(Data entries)

• • • • •

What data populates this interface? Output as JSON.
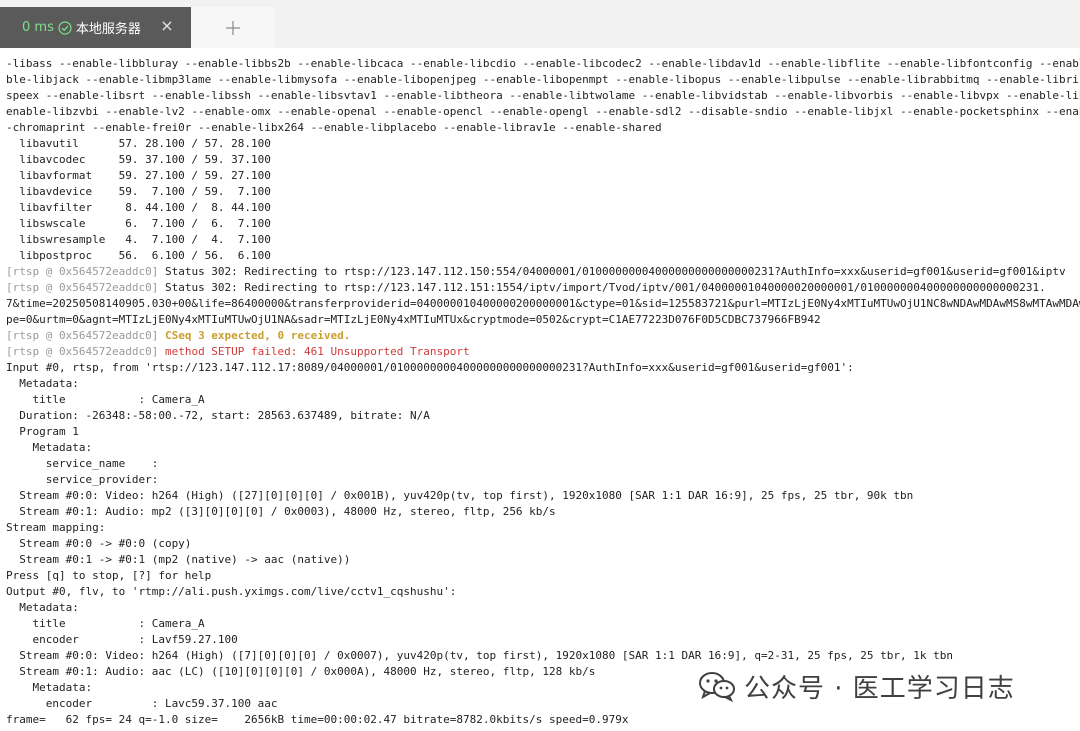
{
  "tab": {
    "latency": "0 ms",
    "label": "本地服务器",
    "close": "×"
  },
  "watermark": "公众号 · 医工学习日志",
  "colors": {
    "tab_bg": "#5a5a5a",
    "latency": "#7ee08a",
    "warn": "#c8a032",
    "error": "#d23a3a",
    "tag": "#9a9a9a"
  },
  "lines": [
    {
      "kind": "plain",
      "text": "-libass --enable-libbluray --enable-libbs2b --enable-libcaca --enable-libcdio --enable-libcodec2 --enable-libdav1d --enable-libflite --enable-libfontconfig --enabl"
    },
    {
      "kind": "plain",
      "text": "ble-libjack --enable-libmp3lame --enable-libmysofa --enable-libopenjpeg --enable-libopenmpt --enable-libopus --enable-libpulse --enable-librabbitmq --enable-libris"
    },
    {
      "kind": "plain",
      "text": "speex --enable-libsrt --enable-libssh --enable-libsvtav1 --enable-libtheora --enable-libtwolame --enable-libvidstab --enable-libvorbis --enable-libvpx --enable-lib"
    },
    {
      "kind": "plain",
      "text": "enable-libzvbi --enable-lv2 --enable-omx --enable-openal --enable-opencl --enable-opengl --enable-sdl2 --disable-sndio --enable-libjxl --enable-pocketsphinx --enab"
    },
    {
      "kind": "plain",
      "text": "-chromaprint --enable-frei0r --enable-libx264 --enable-libplacebo --enable-librav1e --enable-shared"
    },
    {
      "kind": "plain",
      "text": "  libavutil      57. 28.100 / 57. 28.100"
    },
    {
      "kind": "plain",
      "text": "  libavcodec     59. 37.100 / 59. 37.100"
    },
    {
      "kind": "plain",
      "text": "  libavformat    59. 27.100 / 59. 27.100"
    },
    {
      "kind": "plain",
      "text": "  libavdevice    59.  7.100 / 59.  7.100"
    },
    {
      "kind": "plain",
      "text": "  libavfilter     8. 44.100 /  8. 44.100"
    },
    {
      "kind": "plain",
      "text": "  libswscale      6.  7.100 /  6.  7.100"
    },
    {
      "kind": "plain",
      "text": "  libswresample   4.  7.100 /  4.  7.100"
    },
    {
      "kind": "plain",
      "text": "  libpostproc    56.  6.100 / 56.  6.100"
    },
    {
      "kind": "rtsp",
      "tag": "[rtsp @ 0x564572eaddc0]",
      "text": " Status 302: Redirecting to rtsp://123.147.112.150:554/04000001/01000000004000000000000000231?AuthInfo=xxx&userid=gf001&userid=gf001&iptv"
    },
    {
      "kind": "rtsp",
      "tag": "[rtsp @ 0x564572eaddc0]",
      "text": " Status 302: Redirecting to rtsp://123.147.112.151:1554/iptv/import/Tvod/iptv/001/04000001040000020000001/010000000400000000000000231."
    },
    {
      "kind": "plain",
      "text": "7&time=20250508140905.030+00&life=86400000&transferproviderid=040000010400000200000001&ctype=01&sid=125583721&purl=MTIzLjE0Ny4xMTIuMTUwOjU1NC8wNDAwMDAwMS8wMTAwMDAw"
    },
    {
      "kind": "plain",
      "text": "pe=0&urtm=0&agnt=MTIzLjE0Ny4xMTIuMTUwOjU1NA&sadr=MTIzLjE0Ny4xMTIuMTUx&cryptmode=0502&crypt=C1AE77223D076F0D5CDBC737966FB942"
    },
    {
      "kind": "warn",
      "tag": "[rtsp @ 0x564572eaddc0]",
      "text": " CSeq 3 expected, 0 received."
    },
    {
      "kind": "err",
      "tag": "[rtsp @ 0x564572eaddc0]",
      "text": " method SETUP failed: 461 Unsupported Transport"
    },
    {
      "kind": "plain",
      "text": "Input #0, rtsp, from 'rtsp://123.147.112.17:8089/04000001/01000000004000000000000000231?AuthInfo=xxx&userid=gf001&userid=gf001':"
    },
    {
      "kind": "plain",
      "text": "  Metadata:"
    },
    {
      "kind": "plain",
      "text": "    title           : Camera_A"
    },
    {
      "kind": "plain",
      "text": "  Duration: -26348:-58:00.-72, start: 28563.637489, bitrate: N/A"
    },
    {
      "kind": "plain",
      "text": "  Program 1"
    },
    {
      "kind": "plain",
      "text": "    Metadata:"
    },
    {
      "kind": "plain",
      "text": "      service_name    :"
    },
    {
      "kind": "plain",
      "text": "      service_provider:"
    },
    {
      "kind": "plain",
      "text": "  Stream #0:0: Video: h264 (High) ([27][0][0][0] / 0x001B), yuv420p(tv, top first), 1920x1080 [SAR 1:1 DAR 16:9], 25 fps, 25 tbr, 90k tbn"
    },
    {
      "kind": "plain",
      "text": "  Stream #0:1: Audio: mp2 ([3][0][0][0] / 0x0003), 48000 Hz, stereo, fltp, 256 kb/s"
    },
    {
      "kind": "plain",
      "text": "Stream mapping:"
    },
    {
      "kind": "plain",
      "text": "  Stream #0:0 -> #0:0 (copy)"
    },
    {
      "kind": "plain",
      "text": "  Stream #0:1 -> #0:1 (mp2 (native) -> aac (native))"
    },
    {
      "kind": "plain",
      "text": "Press [q] to stop, [?] for help"
    },
    {
      "kind": "plain",
      "text": "Output #0, flv, to 'rtmp://ali.push.yximgs.com/live/cctv1_cqshushu':"
    },
    {
      "kind": "plain",
      "text": "  Metadata:"
    },
    {
      "kind": "plain",
      "text": "    title           : Camera_A"
    },
    {
      "kind": "plain",
      "text": "    encoder         : Lavf59.27.100"
    },
    {
      "kind": "plain",
      "text": "  Stream #0:0: Video: h264 (High) ([7][0][0][0] / 0x0007), yuv420p(tv, top first), 1920x1080 [SAR 1:1 DAR 16:9], q=2-31, 25 fps, 25 tbr, 1k tbn"
    },
    {
      "kind": "plain",
      "text": "  Stream #0:1: Audio: aac (LC) ([10][0][0][0] / 0x000A), 48000 Hz, stereo, fltp, 128 kb/s"
    },
    {
      "kind": "plain",
      "text": "    Metadata:"
    },
    {
      "kind": "plain",
      "text": "      encoder         : Lavc59.37.100 aac"
    },
    {
      "kind": "plain",
      "text": "frame=   62 fps= 24 q=-1.0 size=    2656kB time=00:00:02.47 bitrate=8782.0kbits/s speed=0.979x"
    }
  ]
}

• • • • •

- **What to produce**
Note how many lines in the material hold the word "bitrate", and give that number with nothing added.

- **Answer to this exercise**
2